EXERCISE BRIEF — Gather from the material every line that contains the string "JSON".

-- SOURCE MATERIAL start --

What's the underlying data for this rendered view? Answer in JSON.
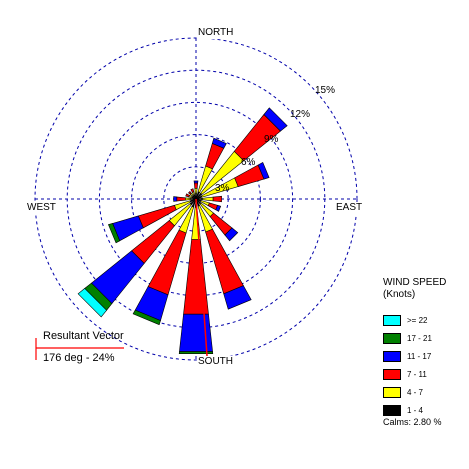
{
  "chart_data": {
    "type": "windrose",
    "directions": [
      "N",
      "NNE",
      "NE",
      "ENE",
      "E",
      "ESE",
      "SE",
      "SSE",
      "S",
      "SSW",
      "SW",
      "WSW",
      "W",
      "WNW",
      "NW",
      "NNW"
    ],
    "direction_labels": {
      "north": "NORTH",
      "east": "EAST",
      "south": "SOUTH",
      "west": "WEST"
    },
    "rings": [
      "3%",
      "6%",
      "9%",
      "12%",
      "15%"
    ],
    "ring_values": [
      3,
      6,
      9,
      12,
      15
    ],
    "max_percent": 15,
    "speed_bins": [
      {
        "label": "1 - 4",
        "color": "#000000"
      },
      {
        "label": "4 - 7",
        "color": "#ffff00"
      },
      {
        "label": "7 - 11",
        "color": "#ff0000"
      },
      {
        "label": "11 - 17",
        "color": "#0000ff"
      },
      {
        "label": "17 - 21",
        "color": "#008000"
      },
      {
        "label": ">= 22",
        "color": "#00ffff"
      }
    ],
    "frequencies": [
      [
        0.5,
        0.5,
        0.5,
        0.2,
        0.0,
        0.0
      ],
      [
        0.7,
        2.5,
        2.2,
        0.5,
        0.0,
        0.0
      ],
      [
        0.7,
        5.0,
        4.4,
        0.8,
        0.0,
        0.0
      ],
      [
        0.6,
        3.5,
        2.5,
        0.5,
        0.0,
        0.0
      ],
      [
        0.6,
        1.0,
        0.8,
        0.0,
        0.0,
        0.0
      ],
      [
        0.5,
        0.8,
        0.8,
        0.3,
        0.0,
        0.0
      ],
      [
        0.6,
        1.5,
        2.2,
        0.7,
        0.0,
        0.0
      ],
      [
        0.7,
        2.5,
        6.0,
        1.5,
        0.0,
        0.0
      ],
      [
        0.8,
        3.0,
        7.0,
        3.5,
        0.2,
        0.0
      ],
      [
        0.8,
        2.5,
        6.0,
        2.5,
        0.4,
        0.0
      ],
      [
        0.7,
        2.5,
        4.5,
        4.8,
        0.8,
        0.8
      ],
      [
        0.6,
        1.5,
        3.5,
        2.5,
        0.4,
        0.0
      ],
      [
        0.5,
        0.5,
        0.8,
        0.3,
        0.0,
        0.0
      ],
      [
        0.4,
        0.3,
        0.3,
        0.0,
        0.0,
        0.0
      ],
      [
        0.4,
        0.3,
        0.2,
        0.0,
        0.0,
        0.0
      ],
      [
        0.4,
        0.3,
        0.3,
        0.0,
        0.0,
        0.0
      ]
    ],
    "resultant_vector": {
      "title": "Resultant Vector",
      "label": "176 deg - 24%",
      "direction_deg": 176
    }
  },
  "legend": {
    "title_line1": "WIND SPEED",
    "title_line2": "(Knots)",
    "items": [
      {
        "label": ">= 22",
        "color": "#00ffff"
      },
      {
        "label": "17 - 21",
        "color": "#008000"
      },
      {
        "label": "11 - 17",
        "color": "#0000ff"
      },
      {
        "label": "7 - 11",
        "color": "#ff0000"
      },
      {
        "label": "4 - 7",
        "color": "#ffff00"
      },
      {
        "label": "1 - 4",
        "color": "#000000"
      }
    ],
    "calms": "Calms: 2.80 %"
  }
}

-- SOURCE MATERIAL end --
-- SOURCE MATERIAL start --

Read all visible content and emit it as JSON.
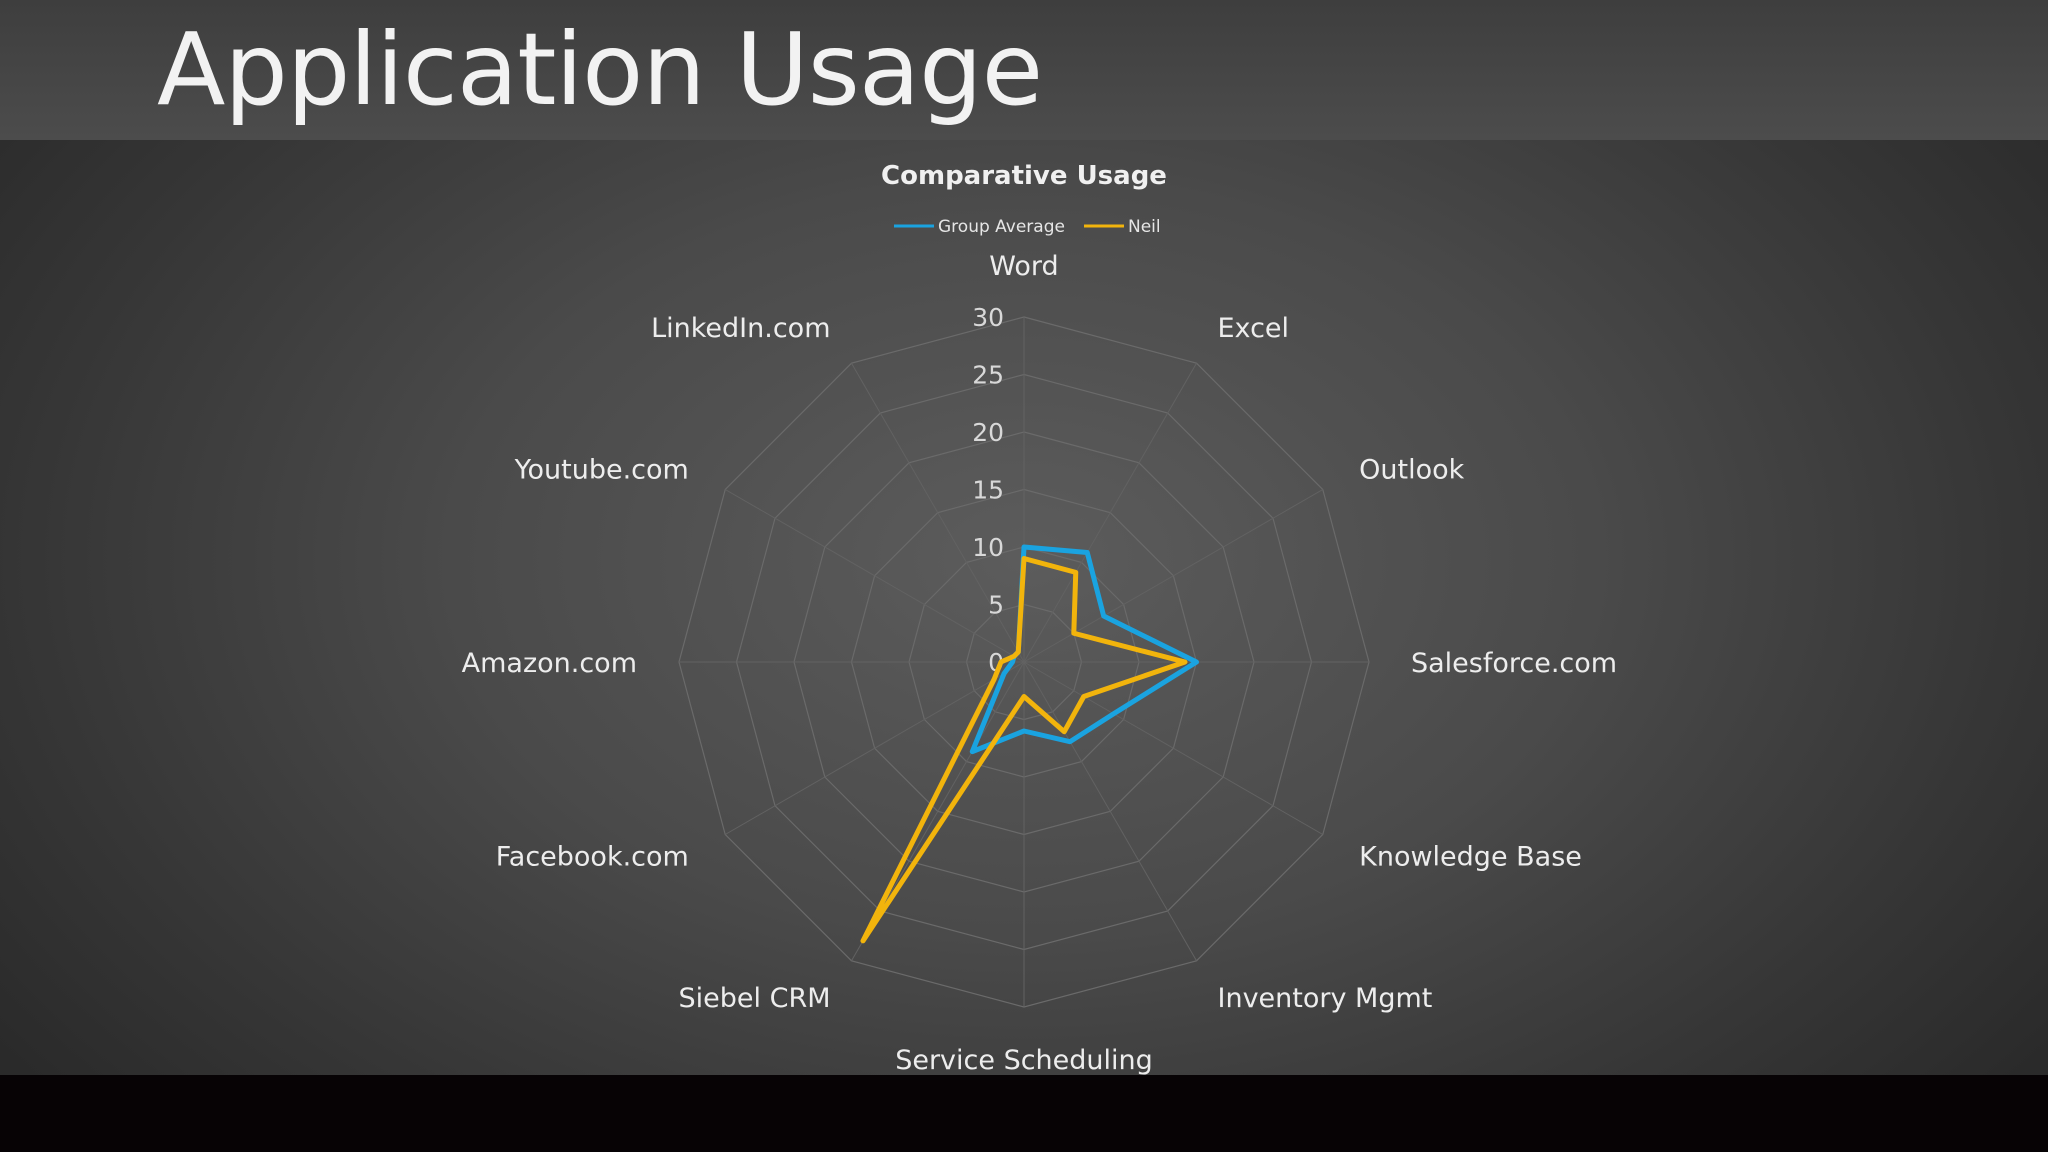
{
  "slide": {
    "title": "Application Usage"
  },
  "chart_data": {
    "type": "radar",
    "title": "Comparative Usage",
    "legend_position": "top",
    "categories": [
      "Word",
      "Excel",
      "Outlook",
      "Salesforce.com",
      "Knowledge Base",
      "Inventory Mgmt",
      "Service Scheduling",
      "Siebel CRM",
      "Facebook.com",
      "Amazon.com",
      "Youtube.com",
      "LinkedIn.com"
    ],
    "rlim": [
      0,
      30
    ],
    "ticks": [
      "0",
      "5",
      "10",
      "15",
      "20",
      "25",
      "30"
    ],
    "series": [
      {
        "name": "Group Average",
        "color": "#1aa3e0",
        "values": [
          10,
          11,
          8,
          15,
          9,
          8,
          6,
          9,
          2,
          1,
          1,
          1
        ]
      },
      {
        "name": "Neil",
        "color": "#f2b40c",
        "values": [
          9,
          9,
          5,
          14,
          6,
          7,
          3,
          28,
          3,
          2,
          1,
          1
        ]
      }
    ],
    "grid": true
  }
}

-- SOURCE MATERIAL end --

FULL RESPONSE —
What's the underlying data for this rendered view? Answer in JSON.
Read all visible content and emit it as JSON.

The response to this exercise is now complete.